TASK TO COMPLETE: Count the lines in the source records that contain the string "selector". Reply with the number alone.

[Source records]
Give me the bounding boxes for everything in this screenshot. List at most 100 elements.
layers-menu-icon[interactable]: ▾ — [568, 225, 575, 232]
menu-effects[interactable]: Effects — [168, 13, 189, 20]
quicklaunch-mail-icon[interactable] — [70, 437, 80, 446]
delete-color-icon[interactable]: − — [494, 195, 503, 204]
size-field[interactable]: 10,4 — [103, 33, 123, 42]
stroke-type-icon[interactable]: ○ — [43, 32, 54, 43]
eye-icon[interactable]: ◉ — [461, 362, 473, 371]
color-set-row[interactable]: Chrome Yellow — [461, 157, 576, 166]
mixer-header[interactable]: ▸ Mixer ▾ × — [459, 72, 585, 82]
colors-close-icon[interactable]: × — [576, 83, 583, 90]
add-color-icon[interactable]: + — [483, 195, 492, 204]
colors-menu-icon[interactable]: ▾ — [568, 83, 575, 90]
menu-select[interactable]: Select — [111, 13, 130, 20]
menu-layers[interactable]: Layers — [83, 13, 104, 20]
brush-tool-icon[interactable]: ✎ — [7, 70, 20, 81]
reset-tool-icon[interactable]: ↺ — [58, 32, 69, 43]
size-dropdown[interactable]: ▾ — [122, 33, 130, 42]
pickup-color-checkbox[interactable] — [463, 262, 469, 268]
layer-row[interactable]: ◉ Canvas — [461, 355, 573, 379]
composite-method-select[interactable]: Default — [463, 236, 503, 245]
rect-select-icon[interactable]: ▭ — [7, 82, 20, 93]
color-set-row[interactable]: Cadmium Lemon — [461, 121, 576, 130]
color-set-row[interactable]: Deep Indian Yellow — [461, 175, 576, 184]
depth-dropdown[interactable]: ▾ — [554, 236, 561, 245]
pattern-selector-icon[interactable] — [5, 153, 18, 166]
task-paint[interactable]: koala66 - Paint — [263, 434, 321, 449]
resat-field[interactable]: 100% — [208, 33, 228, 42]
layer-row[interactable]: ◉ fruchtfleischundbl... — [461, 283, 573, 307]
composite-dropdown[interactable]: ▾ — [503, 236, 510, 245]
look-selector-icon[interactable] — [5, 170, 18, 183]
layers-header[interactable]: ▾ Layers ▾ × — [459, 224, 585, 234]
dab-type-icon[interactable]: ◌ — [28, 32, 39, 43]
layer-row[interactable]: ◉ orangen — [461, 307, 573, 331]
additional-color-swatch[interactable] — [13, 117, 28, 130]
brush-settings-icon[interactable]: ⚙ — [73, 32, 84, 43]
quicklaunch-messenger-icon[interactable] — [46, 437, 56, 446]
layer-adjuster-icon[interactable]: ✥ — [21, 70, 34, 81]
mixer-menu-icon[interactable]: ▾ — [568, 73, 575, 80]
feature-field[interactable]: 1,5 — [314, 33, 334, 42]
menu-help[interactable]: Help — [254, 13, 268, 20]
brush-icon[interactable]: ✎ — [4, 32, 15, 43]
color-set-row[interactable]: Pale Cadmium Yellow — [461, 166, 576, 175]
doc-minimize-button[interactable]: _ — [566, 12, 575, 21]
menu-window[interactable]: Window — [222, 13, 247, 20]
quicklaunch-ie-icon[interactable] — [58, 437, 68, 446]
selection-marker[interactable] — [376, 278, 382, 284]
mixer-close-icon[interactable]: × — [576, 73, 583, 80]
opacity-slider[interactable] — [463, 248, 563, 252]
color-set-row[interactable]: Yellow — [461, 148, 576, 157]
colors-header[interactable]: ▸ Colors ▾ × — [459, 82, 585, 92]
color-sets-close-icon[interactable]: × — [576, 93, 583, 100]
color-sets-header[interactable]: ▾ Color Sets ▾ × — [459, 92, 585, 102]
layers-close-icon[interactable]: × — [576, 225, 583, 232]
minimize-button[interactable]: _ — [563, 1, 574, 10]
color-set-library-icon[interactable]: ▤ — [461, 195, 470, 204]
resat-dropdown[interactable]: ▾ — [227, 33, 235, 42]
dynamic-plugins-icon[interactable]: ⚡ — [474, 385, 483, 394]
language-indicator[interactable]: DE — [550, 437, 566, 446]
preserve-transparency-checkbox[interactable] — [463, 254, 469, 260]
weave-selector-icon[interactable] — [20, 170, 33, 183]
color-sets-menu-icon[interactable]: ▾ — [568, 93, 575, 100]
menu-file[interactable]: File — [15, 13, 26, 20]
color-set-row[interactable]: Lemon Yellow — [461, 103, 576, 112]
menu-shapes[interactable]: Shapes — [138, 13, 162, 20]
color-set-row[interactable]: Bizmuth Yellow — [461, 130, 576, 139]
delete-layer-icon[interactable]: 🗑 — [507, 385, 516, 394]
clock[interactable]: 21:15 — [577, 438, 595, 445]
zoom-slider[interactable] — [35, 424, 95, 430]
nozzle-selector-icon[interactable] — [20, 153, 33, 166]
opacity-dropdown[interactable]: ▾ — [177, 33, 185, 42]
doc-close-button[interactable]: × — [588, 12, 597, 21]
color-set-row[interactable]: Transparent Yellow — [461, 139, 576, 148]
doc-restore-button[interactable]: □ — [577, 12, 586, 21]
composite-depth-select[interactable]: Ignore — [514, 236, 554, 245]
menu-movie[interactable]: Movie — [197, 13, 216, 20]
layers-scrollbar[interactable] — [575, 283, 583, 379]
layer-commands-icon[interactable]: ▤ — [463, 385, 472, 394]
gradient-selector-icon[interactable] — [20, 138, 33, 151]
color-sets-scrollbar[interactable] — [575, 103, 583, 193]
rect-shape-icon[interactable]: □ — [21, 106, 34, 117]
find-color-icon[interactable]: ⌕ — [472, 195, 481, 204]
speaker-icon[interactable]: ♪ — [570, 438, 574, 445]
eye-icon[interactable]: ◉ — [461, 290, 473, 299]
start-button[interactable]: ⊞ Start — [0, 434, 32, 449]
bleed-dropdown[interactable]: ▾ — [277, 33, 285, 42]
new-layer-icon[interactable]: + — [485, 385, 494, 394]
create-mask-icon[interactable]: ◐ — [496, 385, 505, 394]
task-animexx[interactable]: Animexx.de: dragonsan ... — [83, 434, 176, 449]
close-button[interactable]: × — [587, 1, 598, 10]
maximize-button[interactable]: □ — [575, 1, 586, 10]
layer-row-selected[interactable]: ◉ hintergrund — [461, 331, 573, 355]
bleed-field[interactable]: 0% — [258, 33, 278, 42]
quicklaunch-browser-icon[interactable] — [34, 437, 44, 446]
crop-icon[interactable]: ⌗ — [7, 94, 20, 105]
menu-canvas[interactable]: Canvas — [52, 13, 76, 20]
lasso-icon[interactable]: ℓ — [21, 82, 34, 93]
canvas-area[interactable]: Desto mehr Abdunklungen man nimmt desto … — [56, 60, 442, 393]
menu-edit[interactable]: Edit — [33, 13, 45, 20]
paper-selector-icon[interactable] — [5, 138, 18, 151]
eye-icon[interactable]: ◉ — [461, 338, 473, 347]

ANSWER FOR THIS EXERCISE: 6